(WHAT THIS TASK INVOLVES):
What follows is a listing; give it again exactly, in its entirety.

Data records
┄┄┄┄┄┄┄┄┄┄┄┄┄┄┄┄┄┄┄┄

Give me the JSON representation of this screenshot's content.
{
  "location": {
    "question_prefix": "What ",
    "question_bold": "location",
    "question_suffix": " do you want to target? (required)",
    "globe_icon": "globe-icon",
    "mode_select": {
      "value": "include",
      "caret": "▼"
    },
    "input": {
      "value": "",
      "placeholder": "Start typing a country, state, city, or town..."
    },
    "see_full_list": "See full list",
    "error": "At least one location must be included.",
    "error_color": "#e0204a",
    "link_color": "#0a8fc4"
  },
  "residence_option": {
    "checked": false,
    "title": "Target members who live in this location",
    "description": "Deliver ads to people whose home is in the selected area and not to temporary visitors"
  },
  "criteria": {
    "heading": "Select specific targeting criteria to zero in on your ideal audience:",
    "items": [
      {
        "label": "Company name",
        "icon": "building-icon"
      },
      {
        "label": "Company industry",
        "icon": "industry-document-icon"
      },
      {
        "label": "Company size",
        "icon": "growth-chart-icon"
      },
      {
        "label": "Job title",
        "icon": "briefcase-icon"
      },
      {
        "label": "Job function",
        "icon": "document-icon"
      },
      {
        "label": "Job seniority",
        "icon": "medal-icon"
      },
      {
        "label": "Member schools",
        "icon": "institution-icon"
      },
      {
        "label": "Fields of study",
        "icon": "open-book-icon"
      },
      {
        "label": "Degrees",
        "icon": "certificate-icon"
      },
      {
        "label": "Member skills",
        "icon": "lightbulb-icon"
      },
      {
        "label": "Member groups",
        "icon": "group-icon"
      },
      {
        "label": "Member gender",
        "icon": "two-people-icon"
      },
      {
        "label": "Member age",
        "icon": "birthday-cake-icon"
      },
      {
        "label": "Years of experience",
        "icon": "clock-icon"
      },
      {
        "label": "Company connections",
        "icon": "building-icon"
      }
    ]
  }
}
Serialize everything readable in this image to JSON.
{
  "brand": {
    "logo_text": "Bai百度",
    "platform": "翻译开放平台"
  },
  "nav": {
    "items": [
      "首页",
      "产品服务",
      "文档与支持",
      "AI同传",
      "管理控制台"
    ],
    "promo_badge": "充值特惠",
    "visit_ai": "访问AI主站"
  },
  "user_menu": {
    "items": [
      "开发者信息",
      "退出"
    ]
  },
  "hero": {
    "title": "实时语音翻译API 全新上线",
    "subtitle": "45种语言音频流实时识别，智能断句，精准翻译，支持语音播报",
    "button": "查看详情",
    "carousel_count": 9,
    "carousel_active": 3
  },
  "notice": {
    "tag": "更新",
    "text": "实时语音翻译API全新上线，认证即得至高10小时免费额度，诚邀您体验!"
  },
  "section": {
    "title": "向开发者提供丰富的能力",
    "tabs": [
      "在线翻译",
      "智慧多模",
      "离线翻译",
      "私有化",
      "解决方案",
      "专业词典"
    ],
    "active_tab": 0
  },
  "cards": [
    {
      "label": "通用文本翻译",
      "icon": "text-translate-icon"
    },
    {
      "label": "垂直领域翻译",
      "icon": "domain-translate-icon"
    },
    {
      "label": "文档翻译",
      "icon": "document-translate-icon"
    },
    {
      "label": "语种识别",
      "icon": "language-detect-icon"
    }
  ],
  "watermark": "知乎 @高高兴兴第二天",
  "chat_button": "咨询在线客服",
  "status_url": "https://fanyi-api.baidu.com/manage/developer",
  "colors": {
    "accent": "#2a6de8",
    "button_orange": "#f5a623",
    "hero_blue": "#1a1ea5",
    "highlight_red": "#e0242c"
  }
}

┄┄┄┄┄┄┄┄┄┄┄┄┄┄┄┄┄┄┄┄

(RESULT OF THIS TASK):
Give me the JSON representation of this screenshot's content.
{
  "location": {
    "question_prefix": "What ",
    "question_bold": "location",
    "question_suffix": " do you want to target? (required)",
    "globe_icon": "globe-icon",
    "mode_select": {
      "value": "include",
      "caret": "▼"
    },
    "input": {
      "value": "",
      "placeholder": "Start typing a country, state, city, or town..."
    },
    "see_full_list": "See full list",
    "error": "At least one location must be included.",
    "error_color": "#e0204a",
    "link_color": "#0a8fc4"
  },
  "residence_option": {
    "checked": false,
    "title": "Target members who live in this location",
    "description": "Deliver ads to people whose home is in the selected area and not to temporary visitors"
  },
  "criteria": {
    "heading": "Select specific targeting criteria to zero in on your ideal audience:",
    "items": [
      {
        "label": "Company name",
        "icon": "building-icon"
      },
      {
        "label": "Company industry",
        "icon": "industry-document-icon"
      },
      {
        "label": "Company size",
        "icon": "growth-chart-icon"
      },
      {
        "label": "Job title",
        "icon": "briefcase-icon"
      },
      {
        "label": "Job function",
        "icon": "document-icon"
      },
      {
        "label": "Job seniority",
        "icon": "medal-icon"
      },
      {
        "label": "Member schools",
        "icon": "institution-icon"
      },
      {
        "label": "Fields of study",
        "icon": "open-book-icon"
      },
      {
        "label": "Degrees",
        "icon": "certificate-icon"
      },
      {
        "label": "Member skills",
        "icon": "lightbulb-icon"
      },
      {
        "label": "Member groups",
        "icon": "group-icon"
      },
      {
        "label": "Member gender",
        "icon": "two-people-icon"
      },
      {
        "label": "Member age",
        "icon": "birthday-cake-icon"
      },
      {
        "label": "Years of experience",
        "icon": "clock-icon"
      },
      {
        "label": "Company connections",
        "icon": "building-icon"
      }
    ]
  }
}
Serialize everything readable in this image to JSON.
{
  "brand": {
    "logo_text": "Bai百度",
    "platform": "翻译开放平台"
  },
  "nav": {
    "items": [
      "首页",
      "产品服务",
      "文档与支持",
      "AI同传",
      "管理控制台"
    ],
    "promo_badge": "充值特惠",
    "visit_ai": "访问AI主站"
  },
  "user_menu": {
    "items": [
      "开发者信息",
      "退出"
    ]
  },
  "hero": {
    "title": "实时语音翻译API 全新上线",
    "subtitle": "45种语言音频流实时识别，智能断句，精准翻译，支持语音播报",
    "button": "查看详情",
    "carousel_count": 9,
    "carousel_active": 3
  },
  "notice": {
    "tag": "更新",
    "text": "实时语音翻译API全新上线，认证即得至高10小时免费额度，诚邀您体验!"
  },
  "section": {
    "title": "向开发者提供丰富的能力",
    "tabs": [
      "在线翻译",
      "智慧多模",
      "离线翻译",
      "私有化",
      "解决方案",
      "专业词典"
    ],
    "active_tab": 0
  },
  "cards": [
    {
      "label": "通用文本翻译",
      "icon": "text-translate-icon"
    },
    {
      "label": "垂直领域翻译",
      "icon": "domain-translate-icon"
    },
    {
      "label": "文档翻译",
      "icon": "document-translate-icon"
    },
    {
      "label": "语种识别",
      "icon": "language-detect-icon"
    }
  ],
  "watermark": "知乎 @高高兴兴第二天",
  "chat_button": "咨询在线客服",
  "status_url": "https://fanyi-api.baidu.com/manage/developer",
  "colors": {
    "accent": "#2a6de8",
    "button_orange": "#f5a623",
    "hero_blue": "#1a1ea5",
    "highlight_red": "#e0242c"
  }
}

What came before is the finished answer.